INSTRUCTIONS TO FOLLOW: Write out every entry precisely as given, leaving the pictures out.

(Extracted records)
++++++
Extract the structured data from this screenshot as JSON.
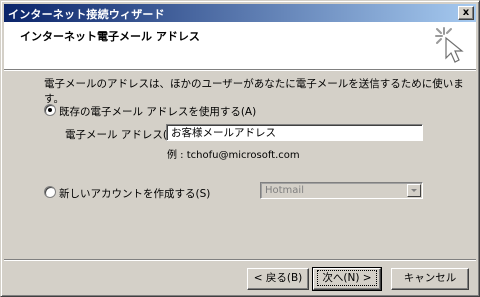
{
  "window": {
    "title": "インターネット接続ウィザード",
    "close_label": "x"
  },
  "header": {
    "title": "インターネット電子メール アドレス",
    "icon": "wizard-icon"
  },
  "description": "電子メールのアドレスは、ほかのユーザーがあなたに電子メールを送信するために使います。",
  "option_existing": {
    "label": "既存の電子メール アドレスを使用する(A)",
    "selected": true
  },
  "email": {
    "label": "電子メール アドレス(E):",
    "value": "お客様メールアドレス",
    "example": "例 : tchofu@microsoft.com"
  },
  "option_new": {
    "label": "新しいアカウントを作成する(S)",
    "selected": false
  },
  "provider_select": {
    "value": "Hotmail",
    "disabled": true
  },
  "buttons": {
    "back": "< 戻る(B)",
    "next": "次へ(N) >",
    "cancel": "キャンセル"
  }
}
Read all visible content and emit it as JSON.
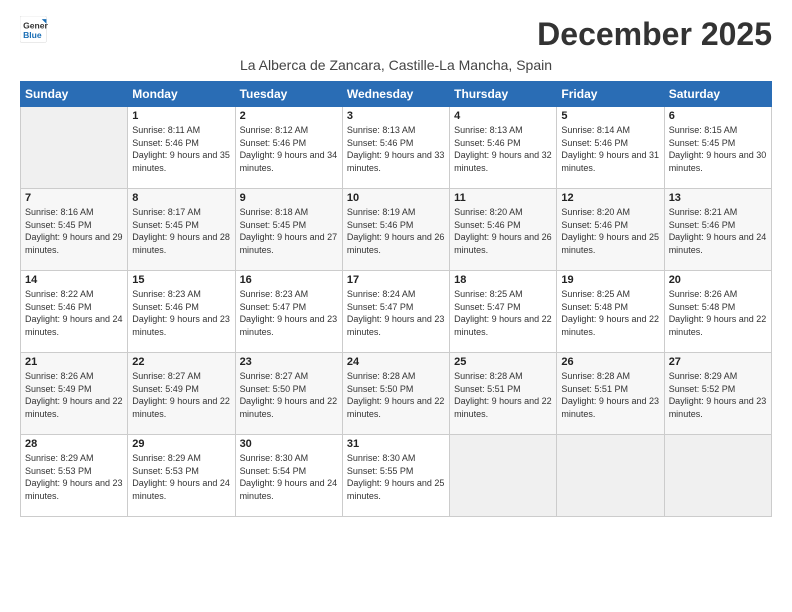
{
  "logo": {
    "line1": "General",
    "line2": "Blue"
  },
  "title": "December 2025",
  "subtitle": "La Alberca de Zancara, Castille-La Mancha, Spain",
  "days_of_week": [
    "Sunday",
    "Monday",
    "Tuesday",
    "Wednesday",
    "Thursday",
    "Friday",
    "Saturday"
  ],
  "weeks": [
    [
      {
        "day": "",
        "sunrise": "",
        "sunset": "",
        "daylight": ""
      },
      {
        "day": "1",
        "sunrise": "Sunrise: 8:11 AM",
        "sunset": "Sunset: 5:46 PM",
        "daylight": "Daylight: 9 hours and 35 minutes."
      },
      {
        "day": "2",
        "sunrise": "Sunrise: 8:12 AM",
        "sunset": "Sunset: 5:46 PM",
        "daylight": "Daylight: 9 hours and 34 minutes."
      },
      {
        "day": "3",
        "sunrise": "Sunrise: 8:13 AM",
        "sunset": "Sunset: 5:46 PM",
        "daylight": "Daylight: 9 hours and 33 minutes."
      },
      {
        "day": "4",
        "sunrise": "Sunrise: 8:13 AM",
        "sunset": "Sunset: 5:46 PM",
        "daylight": "Daylight: 9 hours and 32 minutes."
      },
      {
        "day": "5",
        "sunrise": "Sunrise: 8:14 AM",
        "sunset": "Sunset: 5:46 PM",
        "daylight": "Daylight: 9 hours and 31 minutes."
      },
      {
        "day": "6",
        "sunrise": "Sunrise: 8:15 AM",
        "sunset": "Sunset: 5:45 PM",
        "daylight": "Daylight: 9 hours and 30 minutes."
      }
    ],
    [
      {
        "day": "7",
        "sunrise": "Sunrise: 8:16 AM",
        "sunset": "Sunset: 5:45 PM",
        "daylight": "Daylight: 9 hours and 29 minutes."
      },
      {
        "day": "8",
        "sunrise": "Sunrise: 8:17 AM",
        "sunset": "Sunset: 5:45 PM",
        "daylight": "Daylight: 9 hours and 28 minutes."
      },
      {
        "day": "9",
        "sunrise": "Sunrise: 8:18 AM",
        "sunset": "Sunset: 5:45 PM",
        "daylight": "Daylight: 9 hours and 27 minutes."
      },
      {
        "day": "10",
        "sunrise": "Sunrise: 8:19 AM",
        "sunset": "Sunset: 5:46 PM",
        "daylight": "Daylight: 9 hours and 26 minutes."
      },
      {
        "day": "11",
        "sunrise": "Sunrise: 8:20 AM",
        "sunset": "Sunset: 5:46 PM",
        "daylight": "Daylight: 9 hours and 26 minutes."
      },
      {
        "day": "12",
        "sunrise": "Sunrise: 8:20 AM",
        "sunset": "Sunset: 5:46 PM",
        "daylight": "Daylight: 9 hours and 25 minutes."
      },
      {
        "day": "13",
        "sunrise": "Sunrise: 8:21 AM",
        "sunset": "Sunset: 5:46 PM",
        "daylight": "Daylight: 9 hours and 24 minutes."
      }
    ],
    [
      {
        "day": "14",
        "sunrise": "Sunrise: 8:22 AM",
        "sunset": "Sunset: 5:46 PM",
        "daylight": "Daylight: 9 hours and 24 minutes."
      },
      {
        "day": "15",
        "sunrise": "Sunrise: 8:23 AM",
        "sunset": "Sunset: 5:46 PM",
        "daylight": "Daylight: 9 hours and 23 minutes."
      },
      {
        "day": "16",
        "sunrise": "Sunrise: 8:23 AM",
        "sunset": "Sunset: 5:47 PM",
        "daylight": "Daylight: 9 hours and 23 minutes."
      },
      {
        "day": "17",
        "sunrise": "Sunrise: 8:24 AM",
        "sunset": "Sunset: 5:47 PM",
        "daylight": "Daylight: 9 hours and 23 minutes."
      },
      {
        "day": "18",
        "sunrise": "Sunrise: 8:25 AM",
        "sunset": "Sunset: 5:47 PM",
        "daylight": "Daylight: 9 hours and 22 minutes."
      },
      {
        "day": "19",
        "sunrise": "Sunrise: 8:25 AM",
        "sunset": "Sunset: 5:48 PM",
        "daylight": "Daylight: 9 hours and 22 minutes."
      },
      {
        "day": "20",
        "sunrise": "Sunrise: 8:26 AM",
        "sunset": "Sunset: 5:48 PM",
        "daylight": "Daylight: 9 hours and 22 minutes."
      }
    ],
    [
      {
        "day": "21",
        "sunrise": "Sunrise: 8:26 AM",
        "sunset": "Sunset: 5:49 PM",
        "daylight": "Daylight: 9 hours and 22 minutes."
      },
      {
        "day": "22",
        "sunrise": "Sunrise: 8:27 AM",
        "sunset": "Sunset: 5:49 PM",
        "daylight": "Daylight: 9 hours and 22 minutes."
      },
      {
        "day": "23",
        "sunrise": "Sunrise: 8:27 AM",
        "sunset": "Sunset: 5:50 PM",
        "daylight": "Daylight: 9 hours and 22 minutes."
      },
      {
        "day": "24",
        "sunrise": "Sunrise: 8:28 AM",
        "sunset": "Sunset: 5:50 PM",
        "daylight": "Daylight: 9 hours and 22 minutes."
      },
      {
        "day": "25",
        "sunrise": "Sunrise: 8:28 AM",
        "sunset": "Sunset: 5:51 PM",
        "daylight": "Daylight: 9 hours and 22 minutes."
      },
      {
        "day": "26",
        "sunrise": "Sunrise: 8:28 AM",
        "sunset": "Sunset: 5:51 PM",
        "daylight": "Daylight: 9 hours and 23 minutes."
      },
      {
        "day": "27",
        "sunrise": "Sunrise: 8:29 AM",
        "sunset": "Sunset: 5:52 PM",
        "daylight": "Daylight: 9 hours and 23 minutes."
      }
    ],
    [
      {
        "day": "28",
        "sunrise": "Sunrise: 8:29 AM",
        "sunset": "Sunset: 5:53 PM",
        "daylight": "Daylight: 9 hours and 23 minutes."
      },
      {
        "day": "29",
        "sunrise": "Sunrise: 8:29 AM",
        "sunset": "Sunset: 5:53 PM",
        "daylight": "Daylight: 9 hours and 24 minutes."
      },
      {
        "day": "30",
        "sunrise": "Sunrise: 8:30 AM",
        "sunset": "Sunset: 5:54 PM",
        "daylight": "Daylight: 9 hours and 24 minutes."
      },
      {
        "day": "31",
        "sunrise": "Sunrise: 8:30 AM",
        "sunset": "Sunset: 5:55 PM",
        "daylight": "Daylight: 9 hours and 25 minutes."
      },
      {
        "day": "",
        "sunrise": "",
        "sunset": "",
        "daylight": ""
      },
      {
        "day": "",
        "sunrise": "",
        "sunset": "",
        "daylight": ""
      },
      {
        "day": "",
        "sunrise": "",
        "sunset": "",
        "daylight": ""
      }
    ]
  ]
}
++++++
TASK RESULT:
Extract the structured data from this screenshot as JSON.
{
  "window": {
    "title": "インターネット接続ウィザード",
    "close_label": "x"
  },
  "header": {
    "title": "インターネット電子メール アドレス",
    "icon": "wizard-icon"
  },
  "description": "電子メールのアドレスは、ほかのユーザーがあなたに電子メールを送信するために使います。",
  "option_existing": {
    "label": "既存の電子メール アドレスを使用する(A)",
    "selected": true
  },
  "email": {
    "label": "電子メール アドレス(E):",
    "value": "お客様メールアドレス",
    "example": "例 : tchofu@microsoft.com"
  },
  "option_new": {
    "label": "新しいアカウントを作成する(S)",
    "selected": false
  },
  "provider_select": {
    "value": "Hotmail",
    "disabled": true
  },
  "buttons": {
    "back": "< 戻る(B)",
    "next": "次へ(N) >",
    "cancel": "キャンセル"
  }
}
Read all visible content and emit it as JSON.
{
  "logo": {
    "line1": "General",
    "line2": "Blue"
  },
  "title": "December 2025",
  "subtitle": "La Alberca de Zancara, Castille-La Mancha, Spain",
  "days_of_week": [
    "Sunday",
    "Monday",
    "Tuesday",
    "Wednesday",
    "Thursday",
    "Friday",
    "Saturday"
  ],
  "weeks": [
    [
      {
        "day": "",
        "sunrise": "",
        "sunset": "",
        "daylight": ""
      },
      {
        "day": "1",
        "sunrise": "Sunrise: 8:11 AM",
        "sunset": "Sunset: 5:46 PM",
        "daylight": "Daylight: 9 hours and 35 minutes."
      },
      {
        "day": "2",
        "sunrise": "Sunrise: 8:12 AM",
        "sunset": "Sunset: 5:46 PM",
        "daylight": "Daylight: 9 hours and 34 minutes."
      },
      {
        "day": "3",
        "sunrise": "Sunrise: 8:13 AM",
        "sunset": "Sunset: 5:46 PM",
        "daylight": "Daylight: 9 hours and 33 minutes."
      },
      {
        "day": "4",
        "sunrise": "Sunrise: 8:13 AM",
        "sunset": "Sunset: 5:46 PM",
        "daylight": "Daylight: 9 hours and 32 minutes."
      },
      {
        "day": "5",
        "sunrise": "Sunrise: 8:14 AM",
        "sunset": "Sunset: 5:46 PM",
        "daylight": "Daylight: 9 hours and 31 minutes."
      },
      {
        "day": "6",
        "sunrise": "Sunrise: 8:15 AM",
        "sunset": "Sunset: 5:45 PM",
        "daylight": "Daylight: 9 hours and 30 minutes."
      }
    ],
    [
      {
        "day": "7",
        "sunrise": "Sunrise: 8:16 AM",
        "sunset": "Sunset: 5:45 PM",
        "daylight": "Daylight: 9 hours and 29 minutes."
      },
      {
        "day": "8",
        "sunrise": "Sunrise: 8:17 AM",
        "sunset": "Sunset: 5:45 PM",
        "daylight": "Daylight: 9 hours and 28 minutes."
      },
      {
        "day": "9",
        "sunrise": "Sunrise: 8:18 AM",
        "sunset": "Sunset: 5:45 PM",
        "daylight": "Daylight: 9 hours and 27 minutes."
      },
      {
        "day": "10",
        "sunrise": "Sunrise: 8:19 AM",
        "sunset": "Sunset: 5:46 PM",
        "daylight": "Daylight: 9 hours and 26 minutes."
      },
      {
        "day": "11",
        "sunrise": "Sunrise: 8:20 AM",
        "sunset": "Sunset: 5:46 PM",
        "daylight": "Daylight: 9 hours and 26 minutes."
      },
      {
        "day": "12",
        "sunrise": "Sunrise: 8:20 AM",
        "sunset": "Sunset: 5:46 PM",
        "daylight": "Daylight: 9 hours and 25 minutes."
      },
      {
        "day": "13",
        "sunrise": "Sunrise: 8:21 AM",
        "sunset": "Sunset: 5:46 PM",
        "daylight": "Daylight: 9 hours and 24 minutes."
      }
    ],
    [
      {
        "day": "14",
        "sunrise": "Sunrise: 8:22 AM",
        "sunset": "Sunset: 5:46 PM",
        "daylight": "Daylight: 9 hours and 24 minutes."
      },
      {
        "day": "15",
        "sunrise": "Sunrise: 8:23 AM",
        "sunset": "Sunset: 5:46 PM",
        "daylight": "Daylight: 9 hours and 23 minutes."
      },
      {
        "day": "16",
        "sunrise": "Sunrise: 8:23 AM",
        "sunset": "Sunset: 5:47 PM",
        "daylight": "Daylight: 9 hours and 23 minutes."
      },
      {
        "day": "17",
        "sunrise": "Sunrise: 8:24 AM",
        "sunset": "Sunset: 5:47 PM",
        "daylight": "Daylight: 9 hours and 23 minutes."
      },
      {
        "day": "18",
        "sunrise": "Sunrise: 8:25 AM",
        "sunset": "Sunset: 5:47 PM",
        "daylight": "Daylight: 9 hours and 22 minutes."
      },
      {
        "day": "19",
        "sunrise": "Sunrise: 8:25 AM",
        "sunset": "Sunset: 5:48 PM",
        "daylight": "Daylight: 9 hours and 22 minutes."
      },
      {
        "day": "20",
        "sunrise": "Sunrise: 8:26 AM",
        "sunset": "Sunset: 5:48 PM",
        "daylight": "Daylight: 9 hours and 22 minutes."
      }
    ],
    [
      {
        "day": "21",
        "sunrise": "Sunrise: 8:26 AM",
        "sunset": "Sunset: 5:49 PM",
        "daylight": "Daylight: 9 hours and 22 minutes."
      },
      {
        "day": "22",
        "sunrise": "Sunrise: 8:27 AM",
        "sunset": "Sunset: 5:49 PM",
        "daylight": "Daylight: 9 hours and 22 minutes."
      },
      {
        "day": "23",
        "sunrise": "Sunrise: 8:27 AM",
        "sunset": "Sunset: 5:50 PM",
        "daylight": "Daylight: 9 hours and 22 minutes."
      },
      {
        "day": "24",
        "sunrise": "Sunrise: 8:28 AM",
        "sunset": "Sunset: 5:50 PM",
        "daylight": "Daylight: 9 hours and 22 minutes."
      },
      {
        "day": "25",
        "sunrise": "Sunrise: 8:28 AM",
        "sunset": "Sunset: 5:51 PM",
        "daylight": "Daylight: 9 hours and 22 minutes."
      },
      {
        "day": "26",
        "sunrise": "Sunrise: 8:28 AM",
        "sunset": "Sunset: 5:51 PM",
        "daylight": "Daylight: 9 hours and 23 minutes."
      },
      {
        "day": "27",
        "sunrise": "Sunrise: 8:29 AM",
        "sunset": "Sunset: 5:52 PM",
        "daylight": "Daylight: 9 hours and 23 minutes."
      }
    ],
    [
      {
        "day": "28",
        "sunrise": "Sunrise: 8:29 AM",
        "sunset": "Sunset: 5:53 PM",
        "daylight": "Daylight: 9 hours and 23 minutes."
      },
      {
        "day": "29",
        "sunrise": "Sunrise: 8:29 AM",
        "sunset": "Sunset: 5:53 PM",
        "daylight": "Daylight: 9 hours and 24 minutes."
      },
      {
        "day": "30",
        "sunrise": "Sunrise: 8:30 AM",
        "sunset": "Sunset: 5:54 PM",
        "daylight": "Daylight: 9 hours and 24 minutes."
      },
      {
        "day": "31",
        "sunrise": "Sunrise: 8:30 AM",
        "sunset": "Sunset: 5:55 PM",
        "daylight": "Daylight: 9 hours and 25 minutes."
      },
      {
        "day": "",
        "sunrise": "",
        "sunset": "",
        "daylight": ""
      },
      {
        "day": "",
        "sunrise": "",
        "sunset": "",
        "daylight": ""
      },
      {
        "day": "",
        "sunrise": "",
        "sunset": "",
        "daylight": ""
      }
    ]
  ]
}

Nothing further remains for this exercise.